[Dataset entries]
* Begin *

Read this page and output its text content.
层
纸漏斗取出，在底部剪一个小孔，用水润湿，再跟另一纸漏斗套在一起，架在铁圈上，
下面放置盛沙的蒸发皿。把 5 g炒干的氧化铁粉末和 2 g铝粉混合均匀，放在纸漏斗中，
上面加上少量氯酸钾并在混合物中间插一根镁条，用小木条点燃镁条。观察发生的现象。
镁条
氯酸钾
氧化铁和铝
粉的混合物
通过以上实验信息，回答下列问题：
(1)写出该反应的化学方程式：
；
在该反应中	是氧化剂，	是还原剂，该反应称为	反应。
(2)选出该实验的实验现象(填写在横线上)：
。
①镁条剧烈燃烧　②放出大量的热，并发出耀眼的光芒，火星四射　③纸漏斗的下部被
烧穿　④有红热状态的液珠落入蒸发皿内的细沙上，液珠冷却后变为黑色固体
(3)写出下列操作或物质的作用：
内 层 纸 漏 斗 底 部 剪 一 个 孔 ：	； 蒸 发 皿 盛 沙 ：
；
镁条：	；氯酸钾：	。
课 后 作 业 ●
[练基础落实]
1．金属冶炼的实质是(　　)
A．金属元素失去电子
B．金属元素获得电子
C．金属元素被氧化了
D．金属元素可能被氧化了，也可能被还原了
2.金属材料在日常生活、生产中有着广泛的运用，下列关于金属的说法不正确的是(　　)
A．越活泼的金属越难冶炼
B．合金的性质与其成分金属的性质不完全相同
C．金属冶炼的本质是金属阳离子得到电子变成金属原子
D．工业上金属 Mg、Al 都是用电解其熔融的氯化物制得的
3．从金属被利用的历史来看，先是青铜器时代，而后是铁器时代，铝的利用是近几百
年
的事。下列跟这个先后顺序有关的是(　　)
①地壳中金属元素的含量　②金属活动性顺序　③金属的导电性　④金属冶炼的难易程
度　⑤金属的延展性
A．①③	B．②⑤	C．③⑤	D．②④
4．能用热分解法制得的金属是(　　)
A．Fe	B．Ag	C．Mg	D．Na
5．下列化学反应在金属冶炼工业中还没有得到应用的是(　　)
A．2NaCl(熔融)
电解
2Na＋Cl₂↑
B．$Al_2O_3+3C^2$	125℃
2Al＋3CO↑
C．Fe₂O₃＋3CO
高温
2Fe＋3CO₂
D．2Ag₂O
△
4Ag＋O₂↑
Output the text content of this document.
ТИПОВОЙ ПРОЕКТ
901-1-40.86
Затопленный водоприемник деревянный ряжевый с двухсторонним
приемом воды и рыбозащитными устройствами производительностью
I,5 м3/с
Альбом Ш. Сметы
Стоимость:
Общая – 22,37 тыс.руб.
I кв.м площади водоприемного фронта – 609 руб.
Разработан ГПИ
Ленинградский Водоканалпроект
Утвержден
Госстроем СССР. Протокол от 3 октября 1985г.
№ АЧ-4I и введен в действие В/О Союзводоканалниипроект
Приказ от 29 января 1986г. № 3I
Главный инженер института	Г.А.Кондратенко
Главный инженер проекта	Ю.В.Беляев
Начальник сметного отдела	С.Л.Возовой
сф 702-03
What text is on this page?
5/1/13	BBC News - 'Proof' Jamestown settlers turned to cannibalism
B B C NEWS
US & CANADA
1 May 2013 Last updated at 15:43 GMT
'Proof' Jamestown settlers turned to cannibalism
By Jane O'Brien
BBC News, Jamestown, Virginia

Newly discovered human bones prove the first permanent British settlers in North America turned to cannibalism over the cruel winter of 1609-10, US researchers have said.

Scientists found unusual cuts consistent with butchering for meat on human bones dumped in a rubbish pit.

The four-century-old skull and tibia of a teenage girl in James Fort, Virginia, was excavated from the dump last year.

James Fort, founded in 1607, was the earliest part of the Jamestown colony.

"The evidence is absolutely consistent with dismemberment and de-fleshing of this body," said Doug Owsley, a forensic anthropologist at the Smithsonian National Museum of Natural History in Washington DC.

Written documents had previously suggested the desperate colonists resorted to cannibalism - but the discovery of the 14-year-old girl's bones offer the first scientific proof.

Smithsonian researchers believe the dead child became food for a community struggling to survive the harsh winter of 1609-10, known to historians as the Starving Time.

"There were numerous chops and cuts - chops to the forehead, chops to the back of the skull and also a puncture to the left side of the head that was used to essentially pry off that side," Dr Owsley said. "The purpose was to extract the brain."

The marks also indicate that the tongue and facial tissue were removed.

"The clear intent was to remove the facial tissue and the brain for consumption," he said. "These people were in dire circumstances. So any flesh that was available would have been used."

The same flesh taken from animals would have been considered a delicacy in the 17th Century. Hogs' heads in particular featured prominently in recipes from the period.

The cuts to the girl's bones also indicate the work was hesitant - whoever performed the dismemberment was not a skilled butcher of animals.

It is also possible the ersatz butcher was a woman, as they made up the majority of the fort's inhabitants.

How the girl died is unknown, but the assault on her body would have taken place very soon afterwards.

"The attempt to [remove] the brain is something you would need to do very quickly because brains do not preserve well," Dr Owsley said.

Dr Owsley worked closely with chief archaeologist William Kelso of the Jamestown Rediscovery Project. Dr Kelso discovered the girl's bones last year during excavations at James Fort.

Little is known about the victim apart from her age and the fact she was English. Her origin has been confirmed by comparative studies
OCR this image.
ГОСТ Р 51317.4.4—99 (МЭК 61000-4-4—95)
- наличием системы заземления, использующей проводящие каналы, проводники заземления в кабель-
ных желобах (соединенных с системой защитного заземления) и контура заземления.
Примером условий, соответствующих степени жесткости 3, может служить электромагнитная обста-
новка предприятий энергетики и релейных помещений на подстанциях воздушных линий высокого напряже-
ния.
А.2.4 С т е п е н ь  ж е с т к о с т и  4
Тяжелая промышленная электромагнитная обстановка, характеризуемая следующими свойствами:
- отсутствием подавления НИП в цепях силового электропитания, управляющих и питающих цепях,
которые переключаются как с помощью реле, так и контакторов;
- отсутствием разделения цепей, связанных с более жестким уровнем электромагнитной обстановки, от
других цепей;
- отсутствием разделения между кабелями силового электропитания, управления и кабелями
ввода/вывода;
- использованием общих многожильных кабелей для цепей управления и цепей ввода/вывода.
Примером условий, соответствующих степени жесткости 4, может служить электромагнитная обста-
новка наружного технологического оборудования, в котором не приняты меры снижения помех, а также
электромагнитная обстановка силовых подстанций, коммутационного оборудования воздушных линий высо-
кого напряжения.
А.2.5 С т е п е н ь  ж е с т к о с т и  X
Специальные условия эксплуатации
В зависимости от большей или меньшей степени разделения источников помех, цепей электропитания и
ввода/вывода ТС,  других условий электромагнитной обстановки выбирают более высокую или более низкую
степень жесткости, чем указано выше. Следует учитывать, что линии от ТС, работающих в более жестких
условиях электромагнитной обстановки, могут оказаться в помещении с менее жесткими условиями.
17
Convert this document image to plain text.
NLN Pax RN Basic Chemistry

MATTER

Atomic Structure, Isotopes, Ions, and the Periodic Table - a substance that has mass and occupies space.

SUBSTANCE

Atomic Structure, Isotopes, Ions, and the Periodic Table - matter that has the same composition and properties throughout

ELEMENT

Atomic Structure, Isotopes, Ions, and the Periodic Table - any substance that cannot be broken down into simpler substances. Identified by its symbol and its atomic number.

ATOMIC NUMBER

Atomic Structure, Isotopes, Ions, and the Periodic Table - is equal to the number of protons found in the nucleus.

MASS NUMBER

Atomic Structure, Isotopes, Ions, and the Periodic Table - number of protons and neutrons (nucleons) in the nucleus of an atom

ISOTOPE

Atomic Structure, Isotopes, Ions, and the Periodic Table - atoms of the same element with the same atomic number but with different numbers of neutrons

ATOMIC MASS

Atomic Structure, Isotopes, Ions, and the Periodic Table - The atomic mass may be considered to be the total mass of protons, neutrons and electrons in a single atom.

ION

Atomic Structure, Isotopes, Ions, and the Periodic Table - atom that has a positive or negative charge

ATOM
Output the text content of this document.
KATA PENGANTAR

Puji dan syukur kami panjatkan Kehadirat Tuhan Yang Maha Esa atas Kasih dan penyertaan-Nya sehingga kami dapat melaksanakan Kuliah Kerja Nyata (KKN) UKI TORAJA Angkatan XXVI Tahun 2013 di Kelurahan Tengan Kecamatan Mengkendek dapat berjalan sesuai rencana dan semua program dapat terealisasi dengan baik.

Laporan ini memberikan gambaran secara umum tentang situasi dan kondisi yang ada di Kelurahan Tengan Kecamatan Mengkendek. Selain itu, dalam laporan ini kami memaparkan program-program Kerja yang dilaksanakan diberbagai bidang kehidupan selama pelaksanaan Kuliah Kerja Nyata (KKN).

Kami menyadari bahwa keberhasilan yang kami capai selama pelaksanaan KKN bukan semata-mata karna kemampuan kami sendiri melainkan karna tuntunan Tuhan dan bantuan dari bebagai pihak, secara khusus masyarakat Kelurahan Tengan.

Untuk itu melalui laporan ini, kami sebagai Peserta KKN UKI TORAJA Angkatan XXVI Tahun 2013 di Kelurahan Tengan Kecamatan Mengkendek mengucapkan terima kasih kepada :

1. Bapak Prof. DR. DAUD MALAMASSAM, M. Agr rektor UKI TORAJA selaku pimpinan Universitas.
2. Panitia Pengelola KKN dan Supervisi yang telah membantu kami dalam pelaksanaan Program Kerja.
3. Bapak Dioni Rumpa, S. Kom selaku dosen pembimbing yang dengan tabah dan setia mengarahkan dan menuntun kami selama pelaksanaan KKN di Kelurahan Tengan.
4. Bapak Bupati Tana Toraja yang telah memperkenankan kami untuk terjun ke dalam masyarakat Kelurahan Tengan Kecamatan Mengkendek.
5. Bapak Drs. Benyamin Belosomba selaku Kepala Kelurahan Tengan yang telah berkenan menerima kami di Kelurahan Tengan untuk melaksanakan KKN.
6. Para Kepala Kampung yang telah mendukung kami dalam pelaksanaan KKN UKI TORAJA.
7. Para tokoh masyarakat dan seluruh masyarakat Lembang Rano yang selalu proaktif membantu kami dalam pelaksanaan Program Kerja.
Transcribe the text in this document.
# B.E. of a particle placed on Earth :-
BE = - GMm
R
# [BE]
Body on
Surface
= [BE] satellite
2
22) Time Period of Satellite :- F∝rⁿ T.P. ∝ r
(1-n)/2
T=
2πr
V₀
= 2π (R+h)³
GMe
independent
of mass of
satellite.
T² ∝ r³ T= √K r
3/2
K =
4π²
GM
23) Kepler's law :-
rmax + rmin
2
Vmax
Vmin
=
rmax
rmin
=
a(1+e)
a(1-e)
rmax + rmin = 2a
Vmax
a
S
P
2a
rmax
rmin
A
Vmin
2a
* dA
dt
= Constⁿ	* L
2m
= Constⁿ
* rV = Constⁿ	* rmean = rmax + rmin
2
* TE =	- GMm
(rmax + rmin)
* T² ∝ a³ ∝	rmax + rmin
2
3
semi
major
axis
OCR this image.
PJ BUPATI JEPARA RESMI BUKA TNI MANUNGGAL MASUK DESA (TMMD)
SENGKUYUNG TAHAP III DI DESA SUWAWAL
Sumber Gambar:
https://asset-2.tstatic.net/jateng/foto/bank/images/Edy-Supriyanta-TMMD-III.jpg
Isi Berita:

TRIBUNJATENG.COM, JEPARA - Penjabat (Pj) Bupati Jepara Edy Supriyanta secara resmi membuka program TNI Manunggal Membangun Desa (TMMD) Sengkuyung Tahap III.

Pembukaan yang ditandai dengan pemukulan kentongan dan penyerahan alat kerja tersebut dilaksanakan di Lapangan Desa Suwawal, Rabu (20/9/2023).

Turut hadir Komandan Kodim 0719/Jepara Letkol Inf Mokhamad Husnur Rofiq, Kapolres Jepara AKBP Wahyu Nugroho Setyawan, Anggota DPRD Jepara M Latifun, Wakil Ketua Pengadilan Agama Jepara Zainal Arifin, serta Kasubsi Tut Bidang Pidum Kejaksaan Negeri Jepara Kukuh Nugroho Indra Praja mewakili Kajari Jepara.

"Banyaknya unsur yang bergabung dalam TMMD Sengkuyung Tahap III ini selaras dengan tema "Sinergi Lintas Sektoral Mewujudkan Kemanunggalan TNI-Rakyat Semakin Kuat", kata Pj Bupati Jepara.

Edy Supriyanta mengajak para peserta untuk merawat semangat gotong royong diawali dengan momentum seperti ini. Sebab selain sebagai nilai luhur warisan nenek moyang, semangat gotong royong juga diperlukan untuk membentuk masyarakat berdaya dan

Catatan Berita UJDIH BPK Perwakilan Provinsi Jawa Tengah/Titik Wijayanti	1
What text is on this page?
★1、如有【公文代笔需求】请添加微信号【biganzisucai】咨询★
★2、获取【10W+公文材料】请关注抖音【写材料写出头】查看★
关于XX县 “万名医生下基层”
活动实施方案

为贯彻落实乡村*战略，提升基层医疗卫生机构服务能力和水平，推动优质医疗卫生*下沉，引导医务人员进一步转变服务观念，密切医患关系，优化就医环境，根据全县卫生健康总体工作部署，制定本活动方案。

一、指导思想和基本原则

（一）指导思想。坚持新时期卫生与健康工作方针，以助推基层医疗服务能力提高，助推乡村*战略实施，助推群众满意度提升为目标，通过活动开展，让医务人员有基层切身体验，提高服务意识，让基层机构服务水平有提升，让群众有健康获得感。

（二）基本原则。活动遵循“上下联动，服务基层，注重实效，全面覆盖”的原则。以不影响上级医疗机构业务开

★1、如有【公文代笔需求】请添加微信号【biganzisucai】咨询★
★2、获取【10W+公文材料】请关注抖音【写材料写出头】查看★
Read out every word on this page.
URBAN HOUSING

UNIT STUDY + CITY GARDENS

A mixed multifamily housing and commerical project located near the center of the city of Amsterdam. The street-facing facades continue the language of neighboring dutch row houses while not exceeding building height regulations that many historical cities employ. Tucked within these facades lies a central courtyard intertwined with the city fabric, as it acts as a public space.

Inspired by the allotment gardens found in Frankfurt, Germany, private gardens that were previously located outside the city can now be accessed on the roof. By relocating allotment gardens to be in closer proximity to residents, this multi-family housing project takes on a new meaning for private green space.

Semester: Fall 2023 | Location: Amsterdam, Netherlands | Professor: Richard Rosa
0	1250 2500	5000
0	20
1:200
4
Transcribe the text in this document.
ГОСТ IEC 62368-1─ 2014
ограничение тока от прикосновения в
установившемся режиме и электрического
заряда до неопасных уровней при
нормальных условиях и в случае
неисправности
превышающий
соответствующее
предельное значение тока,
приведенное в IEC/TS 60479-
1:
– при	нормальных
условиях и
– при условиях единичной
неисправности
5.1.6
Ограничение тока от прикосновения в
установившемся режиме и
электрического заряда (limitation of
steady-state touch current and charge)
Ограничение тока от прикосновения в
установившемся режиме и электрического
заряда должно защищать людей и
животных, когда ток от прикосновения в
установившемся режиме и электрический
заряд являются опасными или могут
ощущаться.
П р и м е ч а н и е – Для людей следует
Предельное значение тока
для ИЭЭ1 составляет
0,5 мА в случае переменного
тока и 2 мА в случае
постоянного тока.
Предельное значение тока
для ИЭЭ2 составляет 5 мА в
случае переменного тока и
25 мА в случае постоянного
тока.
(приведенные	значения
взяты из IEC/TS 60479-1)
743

* End *

# What is required:
Search the listing for the word "Примером" and return each line that holds it.

# Response:
Примером условий, соответствующих степени жесткости 3, может служить электромагнитная обста-
Примером условий, соответствующих степени жесткости 4, может служить электромагнитная обста-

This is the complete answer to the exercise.